**Task to carry out:** Restate the entries below word for word, omitting nothing.

**Records:**
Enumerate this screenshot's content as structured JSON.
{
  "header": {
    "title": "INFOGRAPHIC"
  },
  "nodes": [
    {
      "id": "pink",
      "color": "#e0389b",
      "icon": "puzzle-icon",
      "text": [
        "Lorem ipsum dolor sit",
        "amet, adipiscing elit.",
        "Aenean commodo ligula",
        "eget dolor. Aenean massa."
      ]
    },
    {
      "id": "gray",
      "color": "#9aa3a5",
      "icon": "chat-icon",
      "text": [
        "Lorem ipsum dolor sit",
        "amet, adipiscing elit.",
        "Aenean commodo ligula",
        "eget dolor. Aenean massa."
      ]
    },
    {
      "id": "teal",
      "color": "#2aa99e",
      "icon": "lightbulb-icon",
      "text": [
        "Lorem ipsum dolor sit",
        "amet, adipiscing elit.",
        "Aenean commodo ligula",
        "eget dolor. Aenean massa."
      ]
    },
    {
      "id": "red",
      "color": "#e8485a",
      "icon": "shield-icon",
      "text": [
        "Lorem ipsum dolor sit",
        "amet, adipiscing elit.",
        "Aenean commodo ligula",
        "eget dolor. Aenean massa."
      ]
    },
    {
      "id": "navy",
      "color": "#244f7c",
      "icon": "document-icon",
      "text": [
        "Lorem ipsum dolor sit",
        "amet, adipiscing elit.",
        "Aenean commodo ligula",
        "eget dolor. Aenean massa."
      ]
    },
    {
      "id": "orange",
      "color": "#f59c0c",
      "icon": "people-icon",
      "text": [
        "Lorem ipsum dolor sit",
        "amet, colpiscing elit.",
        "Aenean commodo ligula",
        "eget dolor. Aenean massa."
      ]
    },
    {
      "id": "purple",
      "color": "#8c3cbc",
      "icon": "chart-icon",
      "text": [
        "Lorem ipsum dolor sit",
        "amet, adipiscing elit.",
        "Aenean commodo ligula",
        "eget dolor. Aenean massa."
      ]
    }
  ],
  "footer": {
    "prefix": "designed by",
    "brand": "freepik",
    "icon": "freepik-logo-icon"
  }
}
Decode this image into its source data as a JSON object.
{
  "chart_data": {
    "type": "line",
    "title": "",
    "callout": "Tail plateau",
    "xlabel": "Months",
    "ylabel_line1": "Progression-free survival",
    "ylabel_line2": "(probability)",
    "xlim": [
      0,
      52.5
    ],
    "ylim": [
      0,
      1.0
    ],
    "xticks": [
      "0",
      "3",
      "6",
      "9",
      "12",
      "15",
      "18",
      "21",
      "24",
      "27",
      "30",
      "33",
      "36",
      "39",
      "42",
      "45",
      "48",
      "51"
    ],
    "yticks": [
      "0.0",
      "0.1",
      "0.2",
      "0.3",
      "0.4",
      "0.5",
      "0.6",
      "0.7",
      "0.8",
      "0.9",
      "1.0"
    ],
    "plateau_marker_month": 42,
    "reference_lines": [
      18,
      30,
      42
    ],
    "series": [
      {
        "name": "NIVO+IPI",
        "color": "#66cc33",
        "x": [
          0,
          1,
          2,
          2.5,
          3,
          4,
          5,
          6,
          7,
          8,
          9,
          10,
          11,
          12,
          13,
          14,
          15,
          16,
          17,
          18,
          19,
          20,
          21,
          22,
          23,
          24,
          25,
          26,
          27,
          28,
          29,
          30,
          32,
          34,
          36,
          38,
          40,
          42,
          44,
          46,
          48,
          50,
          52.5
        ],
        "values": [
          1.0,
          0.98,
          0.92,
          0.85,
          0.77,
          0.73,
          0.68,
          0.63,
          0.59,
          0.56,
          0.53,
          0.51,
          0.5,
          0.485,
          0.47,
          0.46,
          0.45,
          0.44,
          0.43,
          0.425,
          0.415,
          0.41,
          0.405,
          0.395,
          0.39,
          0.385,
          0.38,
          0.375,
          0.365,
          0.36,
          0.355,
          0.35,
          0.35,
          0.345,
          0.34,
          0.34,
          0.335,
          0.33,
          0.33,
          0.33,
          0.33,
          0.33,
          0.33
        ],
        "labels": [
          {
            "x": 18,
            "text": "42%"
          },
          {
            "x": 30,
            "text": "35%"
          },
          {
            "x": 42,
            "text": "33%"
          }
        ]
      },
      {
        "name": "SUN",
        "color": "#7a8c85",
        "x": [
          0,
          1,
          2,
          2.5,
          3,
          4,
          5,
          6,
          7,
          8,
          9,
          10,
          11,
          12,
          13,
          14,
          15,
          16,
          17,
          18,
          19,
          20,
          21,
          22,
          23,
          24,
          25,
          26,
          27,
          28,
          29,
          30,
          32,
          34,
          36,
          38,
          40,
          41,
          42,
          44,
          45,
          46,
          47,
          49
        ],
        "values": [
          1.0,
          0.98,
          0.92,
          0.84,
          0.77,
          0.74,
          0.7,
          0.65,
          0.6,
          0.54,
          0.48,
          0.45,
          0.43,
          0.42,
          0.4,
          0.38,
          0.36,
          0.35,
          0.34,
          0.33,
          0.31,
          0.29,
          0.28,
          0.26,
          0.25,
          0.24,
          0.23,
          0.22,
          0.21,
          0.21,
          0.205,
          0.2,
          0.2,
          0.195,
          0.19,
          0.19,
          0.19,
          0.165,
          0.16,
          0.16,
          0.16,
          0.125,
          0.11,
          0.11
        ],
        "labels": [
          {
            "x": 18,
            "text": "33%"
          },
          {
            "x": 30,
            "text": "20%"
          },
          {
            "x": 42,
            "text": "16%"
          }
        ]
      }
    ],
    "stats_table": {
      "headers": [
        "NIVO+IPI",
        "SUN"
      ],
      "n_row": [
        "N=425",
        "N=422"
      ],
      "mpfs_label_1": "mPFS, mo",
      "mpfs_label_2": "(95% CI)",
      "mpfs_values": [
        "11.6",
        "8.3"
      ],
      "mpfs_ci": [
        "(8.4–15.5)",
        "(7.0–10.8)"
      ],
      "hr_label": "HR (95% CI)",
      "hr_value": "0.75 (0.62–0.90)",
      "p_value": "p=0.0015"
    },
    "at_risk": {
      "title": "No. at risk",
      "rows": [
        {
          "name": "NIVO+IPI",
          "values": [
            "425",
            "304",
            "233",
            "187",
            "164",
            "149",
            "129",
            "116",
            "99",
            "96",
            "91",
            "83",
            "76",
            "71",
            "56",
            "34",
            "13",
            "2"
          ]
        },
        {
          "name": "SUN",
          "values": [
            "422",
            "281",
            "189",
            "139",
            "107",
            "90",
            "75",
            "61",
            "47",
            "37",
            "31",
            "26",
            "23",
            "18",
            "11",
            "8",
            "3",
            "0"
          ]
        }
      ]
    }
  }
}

**Solution for this exercise:**
Enumerate this screenshot's content as structured JSON.
{
  "header": {
    "title": "INFOGRAPHIC"
  },
  "nodes": [
    {
      "id": "pink",
      "color": "#e0389b",
      "icon": "puzzle-icon",
      "text": [
        "Lorem ipsum dolor sit",
        "amet, adipiscing elit.",
        "Aenean commodo ligula",
        "eget dolor. Aenean massa."
      ]
    },
    {
      "id": "gray",
      "color": "#9aa3a5",
      "icon": "chat-icon",
      "text": [
        "Lorem ipsum dolor sit",
        "amet, adipiscing elit.",
        "Aenean commodo ligula",
        "eget dolor. Aenean massa."
      ]
    },
    {
      "id": "teal",
      "color": "#2aa99e",
      "icon": "lightbulb-icon",
      "text": [
        "Lorem ipsum dolor sit",
        "amet, adipiscing elit.",
        "Aenean commodo ligula",
        "eget dolor. Aenean massa."
      ]
    },
    {
      "id": "red",
      "color": "#e8485a",
      "icon": "shield-icon",
      "text": [
        "Lorem ipsum dolor sit",
        "amet, adipiscing elit.",
        "Aenean commodo ligula",
        "eget dolor. Aenean massa."
      ]
    },
    {
      "id": "navy",
      "color": "#244f7c",
      "icon": "document-icon",
      "text": [
        "Lorem ipsum dolor sit",
        "amet, adipiscing elit.",
        "Aenean commodo ligula",
        "eget dolor. Aenean massa."
      ]
    },
    {
      "id": "orange",
      "color": "#f59c0c",
      "icon": "people-icon",
      "text": [
        "Lorem ipsum dolor sit",
        "amet, colpiscing elit.",
        "Aenean commodo ligula",
        "eget dolor. Aenean massa."
      ]
    },
    {
      "id": "purple",
      "color": "#8c3cbc",
      "icon": "chart-icon",
      "text": [
        "Lorem ipsum dolor sit",
        "amet, adipiscing elit.",
        "Aenean commodo ligula",
        "eget dolor. Aenean massa."
      ]
    }
  ],
  "footer": {
    "prefix": "designed by",
    "brand": "freepik",
    "icon": "freepik-logo-icon"
  }
}
Decode this image into its source data as a JSON object.
{
  "chart_data": {
    "type": "line",
    "title": "",
    "callout": "Tail plateau",
    "xlabel": "Months",
    "ylabel_line1": "Progression-free survival",
    "ylabel_line2": "(probability)",
    "xlim": [
      0,
      52.5
    ],
    "ylim": [
      0,
      1.0
    ],
    "xticks": [
      "0",
      "3",
      "6",
      "9",
      "12",
      "15",
      "18",
      "21",
      "24",
      "27",
      "30",
      "33",
      "36",
      "39",
      "42",
      "45",
      "48",
      "51"
    ],
    "yticks": [
      "0.0",
      "0.1",
      "0.2",
      "0.3",
      "0.4",
      "0.5",
      "0.6",
      "0.7",
      "0.8",
      "0.9",
      "1.0"
    ],
    "plateau_marker_month": 42,
    "reference_lines": [
      18,
      30,
      42
    ],
    "series": [
      {
        "name": "NIVO+IPI",
        "color": "#66cc33",
        "x": [
          0,
          1,
          2,
          2.5,
          3,
          4,
          5,
          6,
          7,
          8,
          9,
          10,
          11,
          12,
          13,
          14,
          15,
          16,
          17,
          18,
          19,
          20,
          21,
          22,
          23,
          24,
          25,
          26,
          27,
          28,
          29,
          30,
          32,
          34,
          36,
          38,
          40,
          42,
          44,
          46,
          48,
          50,
          52.5
        ],
        "values": [
          1.0,
          0.98,
          0.92,
          0.85,
          0.77,
          0.73,
          0.68,
          0.63,
          0.59,
          0.56,
          0.53,
          0.51,
          0.5,
          0.485,
          0.47,
          0.46,
          0.45,
          0.44,
          0.43,
          0.425,
          0.415,
          0.41,
          0.405,
          0.395,
          0.39,
          0.385,
          0.38,
          0.375,
          0.365,
          0.36,
          0.355,
          0.35,
          0.35,
          0.345,
          0.34,
          0.34,
          0.335,
          0.33,
          0.33,
          0.33,
          0.33,
          0.33,
          0.33
        ],
        "labels": [
          {
            "x": 18,
            "text": "42%"
          },
          {
            "x": 30,
            "text": "35%"
          },
          {
            "x": 42,
            "text": "33%"
          }
        ]
      },
      {
        "name": "SUN",
        "color": "#7a8c85",
        "x": [
          0,
          1,
          2,
          2.5,
          3,
          4,
          5,
          6,
          7,
          8,
          9,
          10,
          11,
          12,
          13,
          14,
          15,
          16,
          17,
          18,
          19,
          20,
          21,
          22,
          23,
          24,
          25,
          26,
          27,
          28,
          29,
          30,
          32,
          34,
          36,
          38,
          40,
          41,
          42,
          44,
          45,
          46,
          47,
          49
        ],
        "values": [
          1.0,
          0.98,
          0.92,
          0.84,
          0.77,
          0.74,
          0.7,
          0.65,
          0.6,
          0.54,
          0.48,
          0.45,
          0.43,
          0.42,
          0.4,
          0.38,
          0.36,
          0.35,
          0.34,
          0.33,
          0.31,
          0.29,
          0.28,
          0.26,
          0.25,
          0.24,
          0.23,
          0.22,
          0.21,
          0.21,
          0.205,
          0.2,
          0.2,
          0.195,
          0.19,
          0.19,
          0.19,
          0.165,
          0.16,
          0.16,
          0.16,
          0.125,
          0.11,
          0.11
        ],
        "labels": [
          {
            "x": 18,
            "text": "33%"
          },
          {
            "x": 30,
            "text": "20%"
          },
          {
            "x": 42,
            "text": "16%"
          }
        ]
      }
    ],
    "stats_table": {
      "headers": [
        "NIVO+IPI",
        "SUN"
      ],
      "n_row": [
        "N=425",
        "N=422"
      ],
      "mpfs_label_1": "mPFS, mo",
      "mpfs_label_2": "(95% CI)",
      "mpfs_values": [
        "11.6",
        "8.3"
      ],
      "mpfs_ci": [
        "(8.4–15.5)",
        "(7.0–10.8)"
      ],
      "hr_label": "HR (95% CI)",
      "hr_value": "0.75 (0.62–0.90)",
      "p_value": "p=0.0015"
    },
    "at_risk": {
      "title": "No. at risk",
      "rows": [
        {
          "name": "NIVO+IPI",
          "values": [
            "425",
            "304",
            "233",
            "187",
            "164",
            "149",
            "129",
            "116",
            "99",
            "96",
            "91",
            "83",
            "76",
            "71",
            "56",
            "34",
            "13",
            "2"
          ]
        },
        {
          "name": "SUN",
          "values": [
            "422",
            "281",
            "189",
            "139",
            "107",
            "90",
            "75",
            "61",
            "47",
            "37",
            "31",
            "26",
            "23",
            "18",
            "11",
            "8",
            "3",
            "0"
          ]
        }
      ]
    }
  }
}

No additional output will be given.